■ Stated problem
Copy these lines word for word, from the line with "browser-nav-buttons [4,0,82,26]" up to and including the line with "globe-icon[interactable] [924,6,939,21]".

Element position data
━━━━

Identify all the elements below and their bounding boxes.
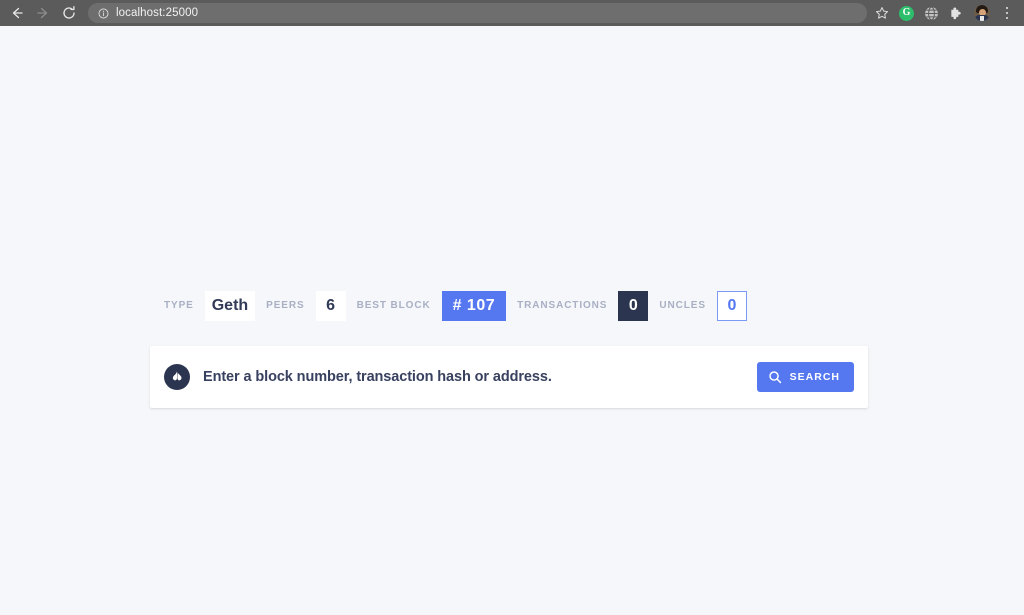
browser-nav-buttons [4,0,82,26]
avatar-shirt [980,16,984,21]
status-value-uncles: 0 [716,291,747,321]
arrow-right-icon [37,7,48,19]
search-icon [768,371,781,384]
arrow-left-icon [12,7,23,19]
status-value-transactions: 0 [618,291,649,321]
search-input[interactable] [203,365,757,389]
search-button[interactable]: SEARCH [756,362,854,392]
status-label-transactions: TRANSACTIONS [517,300,608,311]
explorer-content: TYPE Geth PEERS 6 BEST BLOCK # 107 TRANS… [150,291,868,408]
status-label-type: TYPE [164,300,194,311]
browser-toolbar: localhost:25000 G [0,0,1024,26]
status-value-peers: 6 [315,291,346,321]
node-status-strip: TYPE Geth PEERS 6 BEST BLOCK # 107 TRANS… [150,291,868,321]
extension-g-label: G [902,7,911,18]
back-button[interactable] [4,0,30,26]
reload-icon [63,5,75,19]
profile-avatar[interactable] [974,5,990,21]
search-card: SEARCH [150,346,868,408]
status-value-best-block[interactable]: # 107 [441,291,507,321]
page-body: TYPE Geth PEERS 6 BEST BLOCK # 107 TRANS… [0,26,1024,615]
puzzle-piece-icon[interactable] [949,6,964,21]
address-bar[interactable]: localhost:25000 [88,3,867,23]
status-value-type: Geth [204,291,256,321]
forward-button[interactable] [30,0,56,26]
browser-actions: G [875,5,1016,21]
logo-glyph-icon [172,370,182,381]
globe-icon[interactable] [924,6,939,21]
search-button-label: SEARCH [789,370,840,383]
status-label-best-block: BEST BLOCK [356,300,431,311]
status-label-uncles: UNCLES [659,300,706,311]
reload-button[interactable] [56,0,82,26]
star-icon[interactable] [875,6,889,20]
extension-grammarly-icon[interactable]: G [899,5,914,21]
ethereum-explorer-logo-icon [164,364,190,390]
kebab-menu-icon[interactable] [1000,5,1014,21]
info-circle-icon[interactable] [98,8,109,19]
kebab-dot [1005,16,1009,20]
address-bar-url: localhost:25000 [116,7,199,19]
status-label-peers: PEERS [266,300,305,311]
kebab-dot [1005,6,1009,10]
kebab-dot [1005,11,1009,15]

━━━━

■ Response below
browser-nav-buttons [4,0,82,26]
avatar-shirt [980,16,984,21]
status-value-uncles: 0 [716,291,747,321]
arrow-right-icon [37,7,48,19]
search-icon [768,371,781,384]
arrow-left-icon [12,7,23,19]
status-value-transactions: 0 [618,291,649,321]
search-input[interactable] [203,365,757,389]
search-button[interactable]: SEARCH [756,362,854,392]
status-label-transactions: TRANSACTIONS [517,300,608,311]
explorer-content: TYPE Geth PEERS 6 BEST BLOCK # 107 TRANS… [150,291,868,408]
status-label-type: TYPE [164,300,194,311]
browser-toolbar: localhost:25000 G [0,0,1024,26]
status-value-peers: 6 [315,291,346,321]
node-status-strip: TYPE Geth PEERS 6 BEST BLOCK # 107 TRANS… [150,291,868,321]
extension-g-label: G [902,7,911,18]
back-button[interactable] [4,0,30,26]
reload-icon [63,5,75,19]
profile-avatar[interactable] [974,5,990,21]
search-card: SEARCH [150,346,868,408]
status-value-best-block[interactable]: # 107 [441,291,507,321]
page-body: TYPE Geth PEERS 6 BEST BLOCK # 107 TRANS… [0,26,1024,615]
puzzle-piece-icon[interactable] [949,6,964,21]
address-bar[interactable]: localhost:25000 [88,3,867,23]
status-value-type: Geth [204,291,256,321]
forward-button[interactable] [30,0,56,26]
browser-actions: G [875,5,1016,21]
logo-glyph-icon [172,370,182,381]
globe-icon[interactable] [924,6,939,21]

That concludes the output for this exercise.